▶ [Task brief]:
Only the pictures stay out; every record is to be quoted exactly.

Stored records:
= = = = =
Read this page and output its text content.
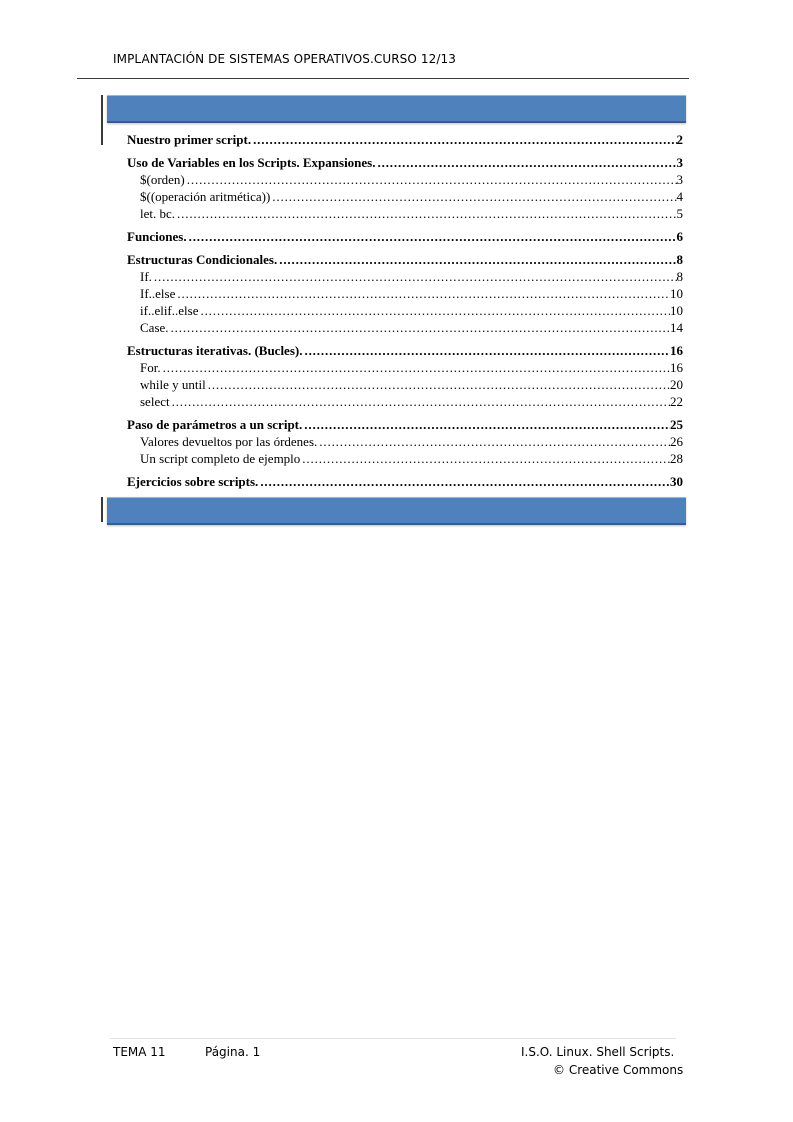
IMPLANTACIÓN DE SISTEMAS OPERATIVOS.CURSO 12/13
Nuestro primer script. . . .	2
Uso de Variables en los Scripts. Expansiones. . . .	3
$(orden) . . .	3
$((operación aritmética)) . . .	4
let. bc. . . .	5
Funciones. . . .	6
Estructuras Condicionales. . . .	8
If. . . .	8
If..else . . .	10
if..elif..else . . .	10
Case. . . .	14
Estructuras iterativas. (Bucles). . . .	16
For. . . .	16
while y until . . .	20
select . . .	22
Paso de parámetros a un script. . . .	25
Valores devueltos por las órdenes. . . .	26
Un script completo de ejemplo . . .	28
Ejercicios sobre scripts. . . .	30
TEMA 11	Página. 1	I.S.O. Linux. Shell Scripts.
© Creative Commons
= = = = =
▶ [Solution]:
Read this page and output its text content.
IMPLANTACIÓN DE SISTEMAS OPERATIVOS.CURSO 12/13
Nuestro primer script. . . .	2
Uso de Variables en los Scripts. Expansiones. . . .	3
$(orden) . . .	3
$((operación aritmética)) . . .	4
let. bc. . . .	5
Funciones. . . .	6
Estructuras Condicionales. . . .	8
If. . . .	8
If..else . . .	10
if..elif..else . . .	10
Case. . . .	14
Estructuras iterativas. (Bucles). . . .	16
For. . . .	16
while y until . . .	20
select . . .	22
Paso de parámetros a un script. . . .	25
Valores devueltos por las órdenes. . . .	26
Un script completo de ejemplo . . .	28
Ejercicios sobre scripts. . . .	30
TEMA 11	Página. 1	I.S.O. Linux. Shell Scripts.
© Creative Commons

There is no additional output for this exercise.